■ Your task ■
In the data below, find every line with the string "Water" and pull it out.

■ Material for the task ■
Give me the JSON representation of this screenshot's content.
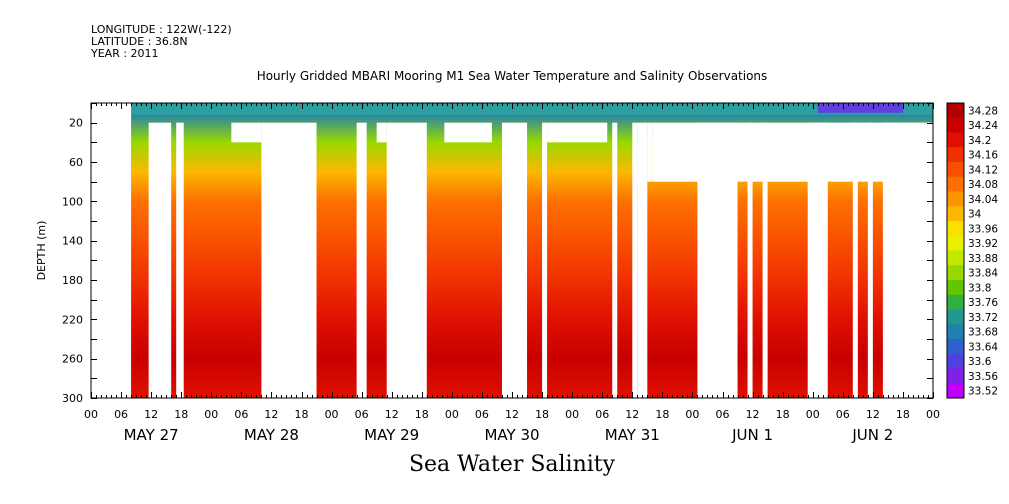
{
  "meta": {
    "longitude": "LONGITUDE : 122W(-122)",
    "latitude": "LATITUDE : 36.8N",
    "year": "YEAR : 2011"
  },
  "chart_data": {
    "type": "heatmap",
    "title": "Hourly Gridded MBARI Mooring M1 Sea Water Temperature and Salinity Observations",
    "xlabel": "Sea Water Salinity",
    "ylabel": "DEPTH (m)",
    "ylim": [
      300,
      0
    ],
    "y_ticks": [
      20,
      60,
      100,
      140,
      180,
      220,
      260,
      300
    ],
    "x_hour_labels": [
      "00",
      "06",
      "12",
      "18",
      "00",
      "06",
      "12",
      "18",
      "00",
      "06",
      "12",
      "18",
      "00",
      "06",
      "12",
      "18",
      "00",
      "06",
      "12",
      "18",
      "00",
      "06",
      "12",
      "18",
      "00",
      "06",
      "12",
      "18",
      "00"
    ],
    "x_day_labels": [
      "MAY 27",
      "MAY 28",
      "MAY 29",
      "MAY 30",
      "MAY 31",
      "JUN  1",
      "JUN  2"
    ],
    "x_range_hours": [
      0,
      168
    ],
    "colorbar": {
      "levels": [
        "34.28",
        "34.24",
        "34.2",
        "34.16",
        "34.12",
        "34.08",
        "34.04",
        "34",
        "33.96",
        "33.92",
        "33.88",
        "33.84",
        "33.8",
        "33.76",
        "33.72",
        "33.68",
        "33.64",
        "33.6",
        "33.56",
        "33.52"
      ],
      "min": 33.52,
      "max": 34.28
    },
    "depth_profile": [
      {
        "depth": 10,
        "salinity": 33.7
      },
      {
        "depth": 40,
        "salinity": 33.84
      },
      {
        "depth": 70,
        "salinity": 33.98
      },
      {
        "depth": 100,
        "salinity": 34.06
      },
      {
        "depth": 140,
        "salinity": 34.12
      },
      {
        "depth": 180,
        "salinity": 34.14
      },
      {
        "depth": 220,
        "salinity": 34.18
      },
      {
        "depth": 260,
        "salinity": 34.24
      },
      {
        "depth": 300,
        "salinity": 34.2
      }
    ],
    "data_gaps_hours": [
      {
        "from": 0,
        "to": 8,
        "depth_from": 0,
        "depth_to": 300
      },
      {
        "from": 11.5,
        "to": 16,
        "depth_from": 20,
        "depth_to": 300
      },
      {
        "from": 17,
        "to": 18.5,
        "depth_from": 20,
        "depth_to": 300
      },
      {
        "from": 28,
        "to": 34,
        "depth_from": 20,
        "depth_to": 40
      },
      {
        "from": 34,
        "to": 45,
        "depth_from": 20,
        "depth_to": 300
      },
      {
        "from": 53,
        "to": 55,
        "depth_from": 20,
        "depth_to": 300
      },
      {
        "from": 57,
        "to": 59,
        "depth_from": 20,
        "depth_to": 40
      },
      {
        "from": 59,
        "to": 67,
        "depth_from": 20,
        "depth_to": 300
      },
      {
        "from": 70.5,
        "to": 80,
        "depth_from": 20,
        "depth_to": 40
      },
      {
        "from": 82,
        "to": 87,
        "depth_from": 20,
        "depth_to": 300
      },
      {
        "from": 90,
        "to": 91,
        "depth_from": 20,
        "depth_to": 300
      },
      {
        "from": 91,
        "to": 103,
        "depth_from": 20,
        "depth_to": 40
      },
      {
        "from": 104,
        "to": 105,
        "depth_from": 20,
        "depth_to": 300
      },
      {
        "from": 108,
        "to": 109,
        "depth_from": 20,
        "depth_to": 300
      },
      {
        "from": 109,
        "to": 111,
        "depth_from": 20,
        "depth_to": 300
      },
      {
        "from": 111,
        "to": 112,
        "depth_from": 20,
        "depth_to": 80
      },
      {
        "from": 112,
        "to": 168,
        "depth_from": 20,
        "depth_to": 80
      },
      {
        "from": 121,
        "to": 129,
        "depth_from": 20,
        "depth_to": 300
      },
      {
        "from": 131,
        "to": 132,
        "depth_from": 20,
        "depth_to": 300
      },
      {
        "from": 134,
        "to": 135,
        "depth_from": 20,
        "depth_to": 300
      },
      {
        "from": 143,
        "to": 147,
        "depth_from": 20,
        "depth_to": 300
      },
      {
        "from": 152,
        "to": 153,
        "depth_from": 20,
        "depth_to": 300
      },
      {
        "from": 155,
        "to": 156,
        "depth_from": 20,
        "depth_to": 300
      },
      {
        "from": 158,
        "to": 168,
        "depth_from": 20,
        "depth_to": 300
      }
    ]
  }
}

■ Solution ■
    "title": "Hourly Gridded MBARI Mooring M1 Sea Water Temperature and Salinity Observations",
    "xlabel": "Sea Water Salinity",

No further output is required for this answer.